## [Required task A]
Copy the entries word for word, from the first line of the entries through the line containing "player-name[interactable]: Rigele Te", with both of those lines included.

## [Page]
——

Note that while the birth weight difference is only about 10 pounds, calving difficulties for Simmental/Simmental is five times higher than either Angus or Hereford calving difficulties. Clearly, if Simmental/Simmental have a significantly higher calving problem, using a Simmental on a Hereford cow will surely increase calving dificulties above that rate. Breeding a Simmental to a Hereford heifer, pushes the odds of trouble even higher.

Give it a try. You might get lucky. But IMHO, you'd have better odds playing Russian Roulette.

A shot of Selinium a few weeks before birth increases the strength of the calf and might allow survival in the event of a prolonged difficult birth.


----------



## Crazy Farmgirl (Oct 21, 2012)

We have several Hereford/Simmental cows and have never had a problem calving. That is not to say they don't exist, just not here. The number of and reason for calving issues are many, selecting the right bull for you cows is imperative. If the person selling the cow is an experienced cattle owner it's a good bet they chose a bull that would work for their cows, that still doesn't guarantee anything but helps the odds. I would not hesitate to buy a Hereford bred to a Simmental, as long as the breeder was responsible with bull choice.


----------



## haypoint (Oct 4, 2006)

Crazy Farmgirl said:


> We have several Hereford/Simmental cows and have never had a problem calving. That is not to say they don't exist, just not here. The number of and reason for calving issues are many, selecting the right bull for you cows is imperative. If the person selling the cow is an experienced cattle owner it's a good bet they chose a bull that would work for their cows, that still doesn't guarantee anything but helps the odds. I would not hesitate to buy a Hereford bred to a Simmental, as long as the breeder was responsible with bull choice.


That's good advice. 

Beef prices are at record highs as are profits. When an experienced farmer markets something that would earn him more by not selling, i have to ask myself "Why?" Maybe it is because he is short on feed. Perhaps he is doing a favor. Perhaps he doesn't want to take the gamble associated with heifer calving problems. 

I generally favor breeding Angus to Hereford and vice versa. I favor breeding Holstein heifers to Angus or Hereford. But as a rule, I oppose crossing breeds, because I feel it undermines hundreds of generations of carefull selective breeding within each breed. But, that's just me.:soap:


----------

——

## [Data provided]
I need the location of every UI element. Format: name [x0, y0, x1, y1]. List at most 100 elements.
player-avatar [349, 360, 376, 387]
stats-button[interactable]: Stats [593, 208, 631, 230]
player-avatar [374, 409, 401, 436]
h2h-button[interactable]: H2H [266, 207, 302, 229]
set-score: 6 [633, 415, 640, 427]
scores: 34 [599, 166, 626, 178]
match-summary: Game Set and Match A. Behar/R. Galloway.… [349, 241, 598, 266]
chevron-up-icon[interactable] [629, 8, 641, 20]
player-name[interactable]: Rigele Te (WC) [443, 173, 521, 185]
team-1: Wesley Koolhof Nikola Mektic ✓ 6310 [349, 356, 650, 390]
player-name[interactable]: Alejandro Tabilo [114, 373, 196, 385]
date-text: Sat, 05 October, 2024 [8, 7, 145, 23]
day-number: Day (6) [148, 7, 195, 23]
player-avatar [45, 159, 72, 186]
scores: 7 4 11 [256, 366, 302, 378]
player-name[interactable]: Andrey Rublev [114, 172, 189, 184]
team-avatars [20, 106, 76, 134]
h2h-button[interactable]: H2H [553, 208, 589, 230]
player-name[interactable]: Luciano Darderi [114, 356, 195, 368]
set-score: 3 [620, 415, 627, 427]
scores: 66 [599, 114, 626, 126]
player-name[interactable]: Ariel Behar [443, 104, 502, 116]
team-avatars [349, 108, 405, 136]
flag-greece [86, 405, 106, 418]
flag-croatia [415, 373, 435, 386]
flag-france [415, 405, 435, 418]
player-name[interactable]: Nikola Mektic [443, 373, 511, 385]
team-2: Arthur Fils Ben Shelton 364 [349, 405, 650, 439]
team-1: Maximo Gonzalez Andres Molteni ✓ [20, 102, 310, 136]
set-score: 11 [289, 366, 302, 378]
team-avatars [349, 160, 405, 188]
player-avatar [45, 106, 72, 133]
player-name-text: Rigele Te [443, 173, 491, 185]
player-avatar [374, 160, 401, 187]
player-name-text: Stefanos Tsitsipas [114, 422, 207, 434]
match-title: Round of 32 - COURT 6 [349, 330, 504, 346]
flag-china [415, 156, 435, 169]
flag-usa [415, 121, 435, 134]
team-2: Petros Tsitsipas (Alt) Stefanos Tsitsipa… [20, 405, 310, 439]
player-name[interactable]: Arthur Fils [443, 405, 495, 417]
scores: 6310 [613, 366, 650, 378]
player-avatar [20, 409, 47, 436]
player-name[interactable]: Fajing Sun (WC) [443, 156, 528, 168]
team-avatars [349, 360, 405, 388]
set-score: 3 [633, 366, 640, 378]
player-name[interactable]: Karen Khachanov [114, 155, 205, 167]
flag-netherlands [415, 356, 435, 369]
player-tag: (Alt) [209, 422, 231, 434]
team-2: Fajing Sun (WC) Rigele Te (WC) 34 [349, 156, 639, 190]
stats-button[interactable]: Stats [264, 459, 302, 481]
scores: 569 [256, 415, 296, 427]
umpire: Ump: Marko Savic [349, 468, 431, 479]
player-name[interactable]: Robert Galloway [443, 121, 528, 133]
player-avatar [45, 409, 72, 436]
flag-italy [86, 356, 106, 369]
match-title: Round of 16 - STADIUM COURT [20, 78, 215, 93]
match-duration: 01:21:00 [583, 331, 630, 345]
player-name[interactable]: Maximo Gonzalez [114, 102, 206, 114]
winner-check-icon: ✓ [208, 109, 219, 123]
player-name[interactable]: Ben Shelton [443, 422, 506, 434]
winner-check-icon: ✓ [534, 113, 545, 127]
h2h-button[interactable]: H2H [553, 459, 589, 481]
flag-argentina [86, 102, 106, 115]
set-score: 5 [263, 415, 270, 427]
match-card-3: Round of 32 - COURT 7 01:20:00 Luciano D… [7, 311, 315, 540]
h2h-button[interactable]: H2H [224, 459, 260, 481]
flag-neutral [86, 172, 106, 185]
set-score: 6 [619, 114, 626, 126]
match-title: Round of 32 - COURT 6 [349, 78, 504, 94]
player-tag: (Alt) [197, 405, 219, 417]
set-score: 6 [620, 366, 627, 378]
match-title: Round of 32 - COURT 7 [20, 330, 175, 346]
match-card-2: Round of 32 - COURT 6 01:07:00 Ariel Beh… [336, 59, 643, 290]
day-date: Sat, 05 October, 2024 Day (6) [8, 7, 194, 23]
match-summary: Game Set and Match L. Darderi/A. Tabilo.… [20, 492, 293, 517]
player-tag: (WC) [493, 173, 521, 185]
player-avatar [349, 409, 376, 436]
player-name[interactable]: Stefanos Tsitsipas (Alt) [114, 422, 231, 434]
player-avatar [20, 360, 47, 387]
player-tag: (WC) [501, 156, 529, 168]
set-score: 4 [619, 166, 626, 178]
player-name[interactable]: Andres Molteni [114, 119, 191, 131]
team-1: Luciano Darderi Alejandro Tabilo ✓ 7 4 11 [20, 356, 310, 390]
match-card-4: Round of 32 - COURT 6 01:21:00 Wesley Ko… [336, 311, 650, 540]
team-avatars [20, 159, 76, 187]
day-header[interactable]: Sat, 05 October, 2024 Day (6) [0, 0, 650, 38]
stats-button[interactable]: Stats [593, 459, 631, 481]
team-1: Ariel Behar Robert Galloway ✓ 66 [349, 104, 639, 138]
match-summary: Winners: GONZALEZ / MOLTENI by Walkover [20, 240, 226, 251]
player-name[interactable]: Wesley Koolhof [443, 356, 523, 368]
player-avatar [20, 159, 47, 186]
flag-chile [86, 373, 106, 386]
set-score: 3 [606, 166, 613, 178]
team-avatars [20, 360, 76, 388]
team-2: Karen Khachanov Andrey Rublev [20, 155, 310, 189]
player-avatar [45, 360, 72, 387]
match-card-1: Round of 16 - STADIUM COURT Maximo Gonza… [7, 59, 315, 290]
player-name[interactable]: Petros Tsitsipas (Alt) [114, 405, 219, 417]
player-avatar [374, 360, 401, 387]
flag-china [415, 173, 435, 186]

——

## [Required task B]
Translate this sentence from the calving thread into Spanish: "I generally favor breeding Angus to Hereford and vice versa."

## [Task solution A]
I need the location of every UI element. Format: name [x0, y0, x1, y1]. List at most 100 elements.
player-avatar [349, 360, 376, 387]
stats-button[interactable]: Stats [593, 208, 631, 230]
player-avatar [374, 409, 401, 436]
h2h-button[interactable]: H2H [266, 207, 302, 229]
set-score: 6 [633, 415, 640, 427]
scores: 34 [599, 166, 626, 178]
match-summary: Game Set and Match A. Behar/R. Galloway.… [349, 241, 598, 266]
chevron-up-icon[interactable] [629, 8, 641, 20]
player-name[interactable]: Rigele Te (WC) [443, 173, 521, 185]

## [Task solution B]
Por lo general, prefiero cruzar Angus con Hereford y viceversa.